**Task details:** Every line below is to be quoted exactly, with nothing added or dropped.

═════ Task inputs ═════

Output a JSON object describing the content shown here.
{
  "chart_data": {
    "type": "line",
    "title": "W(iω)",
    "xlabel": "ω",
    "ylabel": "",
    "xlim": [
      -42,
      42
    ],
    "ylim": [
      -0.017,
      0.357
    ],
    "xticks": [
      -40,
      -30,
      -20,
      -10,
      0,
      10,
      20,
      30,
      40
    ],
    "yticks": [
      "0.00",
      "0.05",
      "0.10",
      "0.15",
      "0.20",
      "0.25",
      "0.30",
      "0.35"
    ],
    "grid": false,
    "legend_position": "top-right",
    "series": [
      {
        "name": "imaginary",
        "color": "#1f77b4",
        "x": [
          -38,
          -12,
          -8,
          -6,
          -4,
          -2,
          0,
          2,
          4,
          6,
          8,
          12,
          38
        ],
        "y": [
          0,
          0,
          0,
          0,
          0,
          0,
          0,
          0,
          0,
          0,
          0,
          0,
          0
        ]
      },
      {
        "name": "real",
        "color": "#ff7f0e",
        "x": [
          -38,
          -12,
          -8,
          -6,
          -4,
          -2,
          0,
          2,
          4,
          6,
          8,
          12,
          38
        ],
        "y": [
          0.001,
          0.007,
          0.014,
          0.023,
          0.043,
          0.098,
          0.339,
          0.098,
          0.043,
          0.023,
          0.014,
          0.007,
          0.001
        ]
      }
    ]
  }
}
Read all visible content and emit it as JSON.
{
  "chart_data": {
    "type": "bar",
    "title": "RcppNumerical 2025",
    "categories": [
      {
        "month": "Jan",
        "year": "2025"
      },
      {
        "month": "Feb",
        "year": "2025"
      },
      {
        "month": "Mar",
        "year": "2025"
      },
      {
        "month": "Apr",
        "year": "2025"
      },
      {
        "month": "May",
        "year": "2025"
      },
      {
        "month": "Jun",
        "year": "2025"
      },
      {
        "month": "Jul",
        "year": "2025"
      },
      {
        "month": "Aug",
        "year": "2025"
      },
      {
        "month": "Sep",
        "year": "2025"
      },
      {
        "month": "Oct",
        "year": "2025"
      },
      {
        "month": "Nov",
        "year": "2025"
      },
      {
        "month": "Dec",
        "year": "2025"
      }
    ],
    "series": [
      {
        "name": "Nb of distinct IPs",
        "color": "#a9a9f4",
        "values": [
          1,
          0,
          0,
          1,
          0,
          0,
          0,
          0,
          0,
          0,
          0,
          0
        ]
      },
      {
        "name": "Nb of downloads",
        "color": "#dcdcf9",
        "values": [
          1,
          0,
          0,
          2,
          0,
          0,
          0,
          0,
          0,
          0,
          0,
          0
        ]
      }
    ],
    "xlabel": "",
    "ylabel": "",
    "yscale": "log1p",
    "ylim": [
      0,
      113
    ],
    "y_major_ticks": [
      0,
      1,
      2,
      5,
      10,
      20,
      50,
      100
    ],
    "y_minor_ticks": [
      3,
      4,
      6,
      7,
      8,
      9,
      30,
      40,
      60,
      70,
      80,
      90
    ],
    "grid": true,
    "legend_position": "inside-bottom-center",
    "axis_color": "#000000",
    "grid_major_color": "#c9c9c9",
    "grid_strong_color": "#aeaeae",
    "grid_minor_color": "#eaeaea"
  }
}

═════

**Response to this exercise:**
Output a JSON object describing the content shown here.
{
  "chart_data": {
    "type": "line",
    "title": "W(iω)",
    "xlabel": "ω",
    "ylabel": "",
    "xlim": [
      -42,
      42
    ],
    "ylim": [
      -0.017,
      0.357
    ],
    "xticks": [
      -40,
      -30,
      -20,
      -10,
      0,
      10,
      20,
      30,
      40
    ],
    "yticks": [
      "0.00",
      "0.05",
      "0.10",
      "0.15",
      "0.20",
      "0.25",
      "0.30",
      "0.35"
    ],
    "grid": false,
    "legend_position": "top-right",
    "series": [
      {
        "name": "imaginary",
        "color": "#1f77b4",
        "x": [
          -38,
          -12,
          -8,
          -6,
          -4,
          -2,
          0,
          2,
          4,
          6,
          8,
          12,
          38
        ],
        "y": [
          0,
          0,
          0,
          0,
          0,
          0,
          0,
          0,
          0,
          0,
          0,
          0,
          0
        ]
      },
      {
        "name": "real",
        "color": "#ff7f0e",
        "x": [
          -38,
          -12,
          -8,
          -6,
          -4,
          -2,
          0,
          2,
          4,
          6,
          8,
          12,
          38
        ],
        "y": [
          0.001,
          0.007,
          0.014,
          0.023,
          0.043,
          0.098,
          0.339,
          0.098,
          0.043,
          0.023,
          0.014,
          0.007,
          0.001
        ]
      }
    ]
  }
}
Read all visible content and emit it as JSON.
{
  "chart_data": {
    "type": "bar",
    "title": "RcppNumerical 2025",
    "categories": [
      {
        "month": "Jan",
        "year": "2025"
      },
      {
        "month": "Feb",
        "year": "2025"
      },
      {
        "month": "Mar",
        "year": "2025"
      },
      {
        "month": "Apr",
        "year": "2025"
      },
      {
        "month": "May",
        "year": "2025"
      },
      {
        "month": "Jun",
        "year": "2025"
      },
      {
        "month": "Jul",
        "year": "2025"
      },
      {
        "month": "Aug",
        "year": "2025"
      },
      {
        "month": "Sep",
        "year": "2025"
      },
      {
        "month": "Oct",
        "year": "2025"
      },
      {
        "month": "Nov",
        "year": "2025"
      },
      {
        "month": "Dec",
        "year": "2025"
      }
    ],
    "series": [
      {
        "name": "Nb of distinct IPs",
        "color": "#a9a9f4",
        "values": [
          1,
          0,
          0,
          1,
          0,
          0,
          0,
          0,
          0,
          0,
          0,
          0
        ]
      },
      {
        "name": "Nb of downloads",
        "color": "#dcdcf9",
        "values": [
          1,
          0,
          0,
          2,
          0,
          0,
          0,
          0,
          0,
          0,
          0,
          0
        ]
      }
    ],
    "xlabel": "",
    "ylabel": "",
    "yscale": "log1p",
    "ylim": [
      0,
      113
    ],
    "y_major_ticks": [
      0,
      1,
      2,
      5,
      10,
      20,
      50,
      100
    ],
    "y_minor_ticks": [
      3,
      4,
      6,
      7,
      8,
      9,
      30,
      40,
      60,
      70,
      80,
      90
    ],
    "grid": true,
    "legend_position": "inside-bottom-center",
    "axis_color": "#000000",
    "grid_major_color": "#c9c9c9",
    "grid_strong_color": "#aeaeae",
    "grid_minor_color": "#eaeaea"
  }
}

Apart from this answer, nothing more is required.